● **Task brief**
Leave the pictures out, and retype all of the material exactly as written.

>> BEGIN

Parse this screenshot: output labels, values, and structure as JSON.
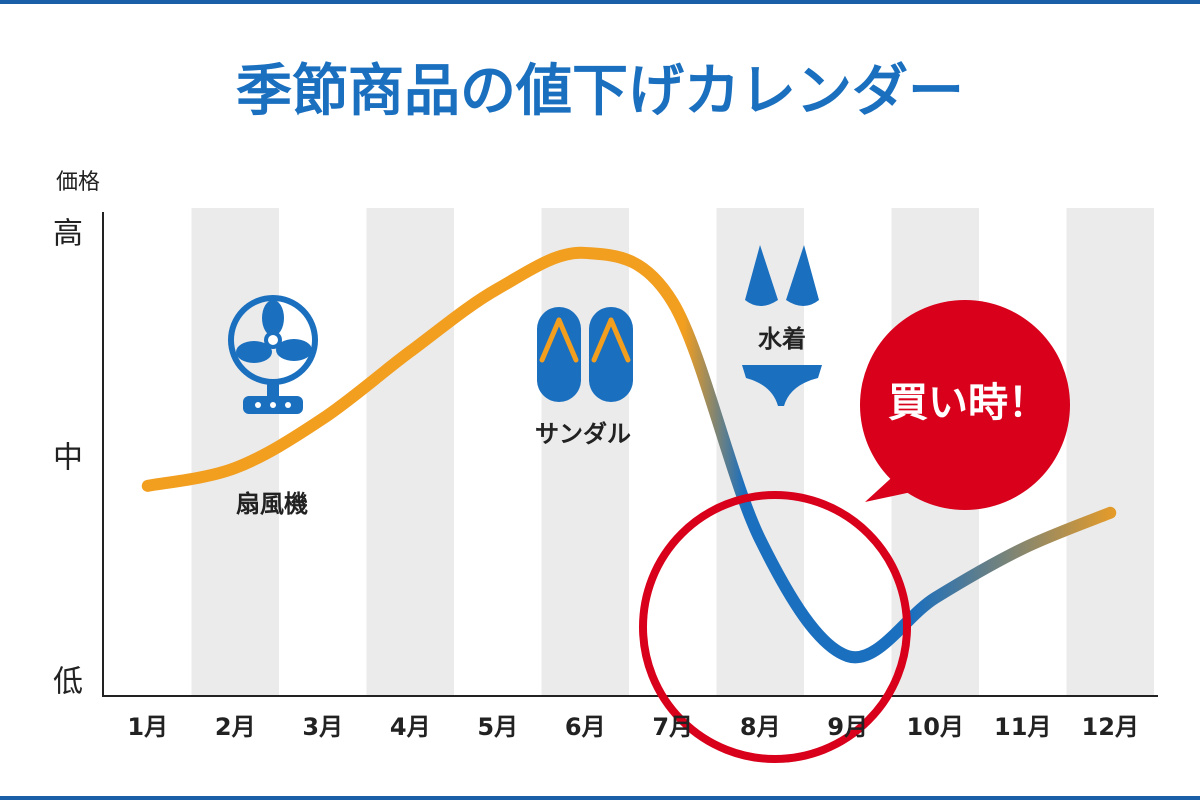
{
  "chart_data": {
    "type": "line",
    "title": "季節商品の値下げカレンダー",
    "y_label": "価格",
    "categories": [
      "1月",
      "2月",
      "3月",
      "4月",
      "5月",
      "6月",
      "7月",
      "8月",
      "9月",
      "10月",
      "11月",
      "12月"
    ],
    "values": [
      44,
      48,
      59,
      74,
      88,
      96,
      85,
      32,
      6,
      19,
      30,
      38
    ],
    "color": "#f29e1f",
    "highlight_color": "#1a6fbf",
    "ylim": [
      0,
      100
    ],
    "yticks": [
      {
        "value": 0,
        "label": "低"
      },
      {
        "value": 50,
        "label": "中"
      },
      {
        "value": 100,
        "label": "高"
      }
    ],
    "stripes": true,
    "annotations": {
      "fan": "扇風機",
      "sandals": "サンダル",
      "swimsuit": "水着",
      "callout": "買い時！"
    }
  }
}
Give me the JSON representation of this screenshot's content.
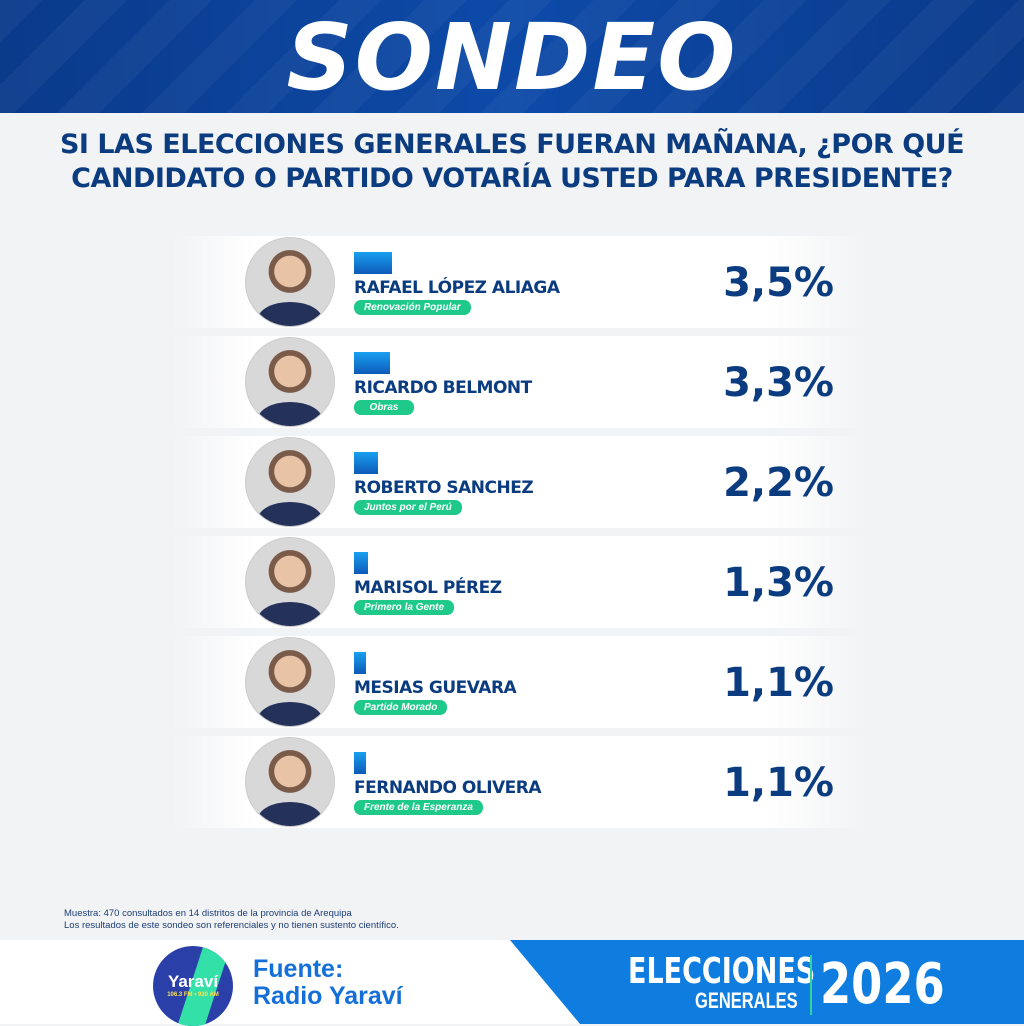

>> END

● **The solution**
Parse this screenshot: output labels, values, and structure as JSON.
{
  "chart_data": {
    "type": "line",
    "title": "季節商品の値下げカレンダー",
    "y_label": "価格",
    "categories": [
      "1月",
      "2月",
      "3月",
      "4月",
      "5月",
      "6月",
      "7月",
      "8月",
      "9月",
      "10月",
      "11月",
      "12月"
    ],
    "values": [
      44,
      48,
      59,
      74,
      88,
      96,
      85,
      32,
      6,
      19,
      30,
      38
    ],
    "color": "#f29e1f",
    "highlight_color": "#1a6fbf",
    "ylim": [
      0,
      100
    ],
    "yticks": [
      {
        "value": 0,
        "label": "低"
      },
      {
        "value": 50,
        "label": "中"
      },
      {
        "value": 100,
        "label": "高"
      }
    ],
    "stripes": true,
    "annotations": {
      "fan": "扇風機",
      "sandals": "サンダル",
      "swimsuit": "水着",
      "callout": "買い時！"
    }
  }
}
Give me the JSON representation of this screenshot's content.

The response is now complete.